What to do:
Select each line where the word "bénis" appears.

Input material:
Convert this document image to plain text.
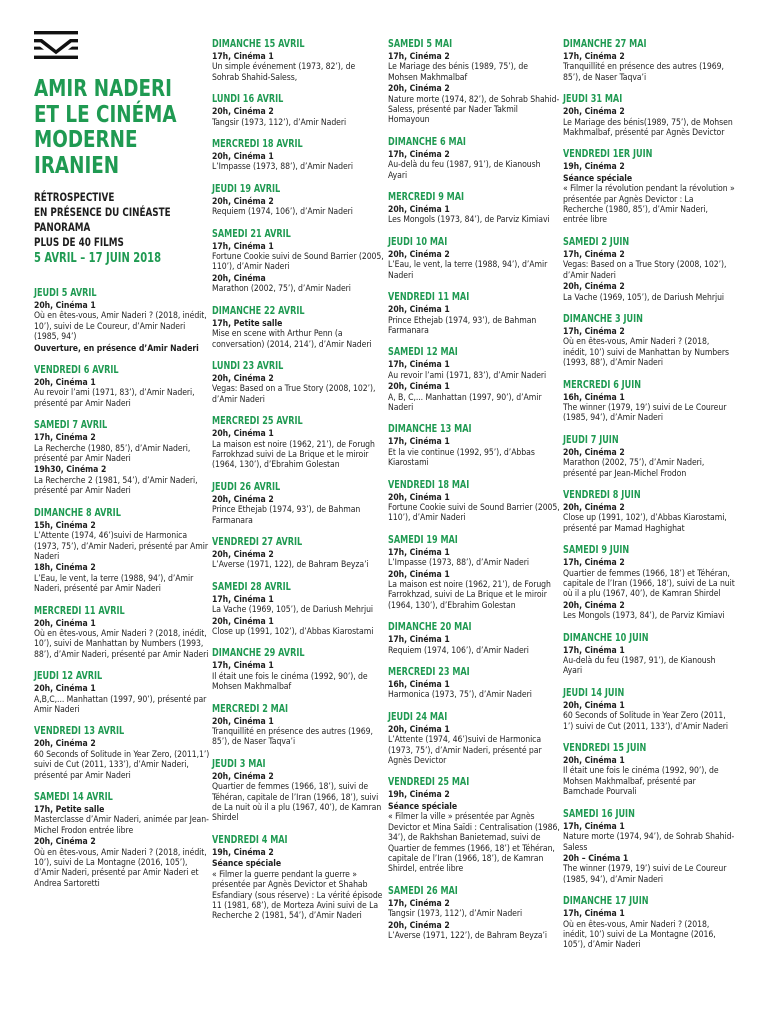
AMIR NADERI
ET LE CINÉMA
MODERNE
IRANIEN
RÉTROSPECTIVE
EN PRÉSENCE DU CINÉASTE
PANORAMA
PLUS DE 40 FILMS
5 AVRIL – 17 JUIN 2018
JEUDI 5 AVRIL
20h, Cinéma 1
Où en êtes-vous, Amir Naderi ? (2018, inédit, 10’), suivi de Le Coureur, d’Amir Naderi (1985, 94’)
Ouverture, en présence d’Amir Naderi
VENDREDI 6 AVRIL
20h, Cinéma 1
Au revoir l’ami (1971, 83’), d’Amir Naderi, présenté par Amir Naderi
SAMEDI 7 AVRIL
17h, Cinéma 2
La Recherche (1980, 85’), d’Amir Naderi, présenté par Amir Naderi
19h30, Cinéma 2
La Recherche 2 (1981, 54’), d’Amir Naderi, présenté par Amir Naderi
DIMANCHE 8 AVRIL
15h, Cinéma 2
L’Attente (1974, 46’)suivi de Harmonica (1973, 75’), d’Amir Naderi, présenté par Amir Naderi
18h, Cinéma 2
L’Eau, le vent, la terre (1988, 94’), d’Amir Naderi, présenté par Amir Naderi
MERCREDI 11 AVRIL
20h, Cinéma 1
Où en êtes-vous, Amir Naderi ? (2018, inédit, 10’), suivi de Manhattan by Numbers (1993, 88’), d’Amir Naderi, présenté par Amir Naderi
JEUDI 12 AVRIL
20h, Cinéma 1
A,B,C,... Manhattan (1997, 90’), présenté par Amir Naderi
VENDREDI 13 AVRIL
20h, Cinéma 2
60 Seconds of Solitude in Year Zero, (2011,1’) suivi de Cut (2011, 133’), d’Amir Naderi, présenté par Amir Naderi
SAMEDI 14 AVRIL
17h, Petite salle
Masterclasse d’Amir Naderi, animée par Jean-Michel Frodon entrée libre
20h, Cinéma 2
Où en êtes-vous, Amir Naderi ? (2018, inédit, 10’), suivi de La Montagne (2016, 105’), d’Amir Naderi, présenté par Amir Naderi et Andrea Sartoretti
DIMANCHE 15 AVRIL
17h, Cinéma 1
Un simple événement (1973, 82’), de Sohrab Shahid-Saless,
LUNDI 16 AVRIL
20h, Cinéma 2
Tangsir (1973, 112’), d’Amir Naderi
MERCREDI 18 AVRIL
20h, Cinéma 1
L’Impasse (1973, 88’), d’Amir Naderi
JEUDI 19 AVRIL
20h, Cinéma 2
Requiem (1974, 106’), d’Amir Naderi
SAMEDI 21 AVRIL
17h, Cinéma 1
Fortune Cookie suivi de Sound Barrier (2005, 110’), d’Amir Naderi
20h, Cinéma
Marathon (2002, 75’), d’Amir Naderi
DIMANCHE 22 AVRIL
17h, Petite salle
Mise en scene with Arthur Penn (a conversation) (2014, 214’), d’Amir Naderi
LUNDI 23 AVRIL
20h, Cinéma 2
Vegas: Based on a True Story (2008, 102’), d’Amir Naderi
MERCREDI 25 AVRIL
20h, Cinéma 1
La maison est noire (1962, 21’), de Forugh Farrokhzad suivi de La Brique et le miroir (1964, 130’), d’Ebrahim Golestan
JEUDI 26 AVRIL
20h, Cinéma 2
Prince Ethejab (1974, 93’), de Bahman Farmanara
VENDREDI 27 AVRIL
20h, Cinéma 2
L’Averse (1971, 122), de Bahram Beyza’i
SAMEDI 28 AVRIL
17h, Cinéma 1
La Vache (1969, 105’), de Dariush Mehrjui
20h, Cinéma 1
Close up (1991, 102’), d’Abbas Kiarostami
DIMANCHE 29 AVRIL
17h, Cinéma 1
Il était une fois le cinéma (1992, 90’), de Mohsen Makhmalbaf
MERCREDI 2 MAI
20h, Cinéma 1
Tranquillité en présence des autres (1969, 85’), de Naser Taqva’i
JEUDI 3 MAI
20h, Cinéma 2
Quartier de femmes (1966, 18’), suivi de Téhéran, capitale de l’Iran (1966, 18’), suivi de La nuit où il a plu (1967, 40’), de Kamran Shirdel
VENDREDI 4 MAI
19h, Cinéma 2
Séance spéciale
« Filmer la guerre pendant la guerre » présentée par Agnès Devictor et Shahab Esfandiary (sous réserve) : La vérité épisode 11 (1981, 68’), de Morteza Avini suivi de La Recherche 2 (1981, 54’), d’Amir Naderi
SAMEDI 5 MAI
17h, Cinéma 2
Le Mariage des bénis (1989, 75’), de Mohsen Makhmalbaf
20h, Cinéma 2
Nature morte (1974, 82’), de Sohrab Shahid-Saless, présenté par Nader Takmil Homayoun
DIMANCHE 6 MAI
17h, Cinéma 2
Au-delà du feu (1987, 91’), de Kianoush Ayari
MERCREDI 9 MAI
20h, Cinéma 1
Les Mongols (1973, 84’), de Parviz Kimiavi
JEUDI 10 MAI
20h, Cinéma 2
L’Eau, le vent, la terre (1988, 94’), d’Amir Naderi
VENDREDI 11 MAI
20h, Cinéma 1
Prince Ethejab (1974, 93’), de Bahman Farmanara
SAMEDI 12 MAI
17h, Cinéma 1
Au revoir l’ami (1971, 83’), d’Amir Naderi
20h, Cinéma 1
A, B, C,... Manhattan (1997, 90’), d’Amir Naderi
DIMANCHE 13 MAI
17h, Cinéma 1
Et la vie continue (1992, 95’), d’Abbas Kiarostami
VENDREDI 18 MAI
20h, Cinéma 1
Fortune Cookie suivi de Sound Barrier (2005, 110’), d’Amir Naderi
SAMEDI 19 MAI
17h, Cinéma 1
L’Impasse (1973, 88’), d’Amir Naderi
20h, Cinéma 1
La maison est noire (1962, 21’), de Forugh Farrokhzad, suivi de La Brique et le miroir (1964, 130’), d’Ebrahim Golestan
DIMANCHE 20 MAI
17h, Cinéma 1
Requiem (1974, 106’), d’Amir Naderi
MERCREDI 23 MAI
16h, Cinéma 1
Harmonica (1973, 75’), d’Amir Naderi
JEUDI 24 MAI
20h, Cinéma 1
L’Attente (1974, 46’)suivi de Harmonica (1973, 75’), d’Amir Naderi, présenté par Agnès Devictor
VENDREDI 25 MAI
19h, Cinéma 2
Séance spéciale
« Filmer la ville » présentée par Agnès Devictor et Mina Saïdi : Centralisation (1986, 34’), de Rakhshan Banietemad, suivi de Quartier de femmes (1966, 18’) et Téhéran, capitale de l’Iran (1966, 18’), de Kamran Shirdel, entrée libre
SAMEDI 26 MAI
17h, Cinéma 2
Tangsir (1973, 112’), d’Amir Naderi
20h, Cinéma 2
L’Averse (1971, 122’), de Bahram Beyza’i
DIMANCHE 27 MAI
17h, Cinéma 2
Tranquillité en présence des autres (1969, 85’), de Naser Taqva’i
JEUDI 31 MAI
20h, Cinéma 2
Le Mariage des bénis(1989, 75’), de Mohsen Makhmalbaf, présenté par Agnès Devictor
VENDREDI 1ER JUIN
19h, Cinéma 2
Séance spéciale
« Filmer la révolution pendant la révolution » présentée par Agnès Devictor : La Recherche (1980, 85’), d’Amir Naderi, entrée libre
SAMEDI 2 JUIN
17h, Cinéma 2
Vegas: Based on a True Story (2008, 102’), d’Amir Naderi
20h, Cinéma 2
La Vache (1969, 105’), de Dariush Mehrjui
DIMANCHE 3 JUIN
17h, Cinéma 2
Où en êtes-vous, Amir Naderi ? (2018, inédit, 10’) suivi de Manhattan by Numbers (1993, 88’), d’Amir Naderi
MERCREDI 6 JUIN
16h, Cinéma 1
The winner (1979, 19’) suivi de Le Coureur (1985, 94’), d’Amir Naderi
JEUDI 7 JUIN
20h, Cinéma 2
Marathon (2002, 75’), d’Amir Naderi, présenté par Jean-Michel Frodon
VENDREDI 8 JUIN
20h, Cinéma 2
Close up (1991, 102’), d’Abbas Kiarostami, présenté par Mamad Haghighat
SAMEDI 9 JUIN
17h, Cinéma 2
Quartier de femmes (1966, 18’) et Téhéran, capitale de l’Iran (1966, 18’), suivi de La nuit où il a plu (1967, 40’), de Kamran Shirdel
20h, Cinéma 2
Les Mongols (1973, 84’), de Parviz Kimiavi
DIMANCHE 10 JUIN
17h, Cinéma 1
Au-delà du feu (1987, 91’), de Kianoush Ayari
JEUDI 14 JUIN
20h, Cinéma 1
60 Seconds of Solitude in Year Zero (2011, 1’) suivi de Cut (2011, 133’), d’Amir Naderi
VENDREDI 15 JUIN
20h, Cinéma 1
Il était une fois le cinéma (1992, 90’), de Mohsen Makhmalbaf, présenté par Bamchade Pourvali
SAMEDI 16 JUIN
17h, Cinéma 1
Nature morte (1974, 94’), de Sohrab Shahid-Saless
20h – Cinéma 1
The winner (1979, 19’) suivi de Le Coureur (1985, 94’), d’Amir Naderi
DIMANCHE 17 JUIN
17h, Cinéma 1
Où en êtes-vous, Amir Naderi ? (2018, inédit, 10’) suivi de La Montagne (2016, 105’), d’Amir Naderi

Reply to the exercise:
Le Mariage des bénis (1989, 75’), de Mohsen Makhmalbaf
Le Mariage des bénis(1989, 75’), de Mohsen Makhmalbaf, présenté par Agnès Devictor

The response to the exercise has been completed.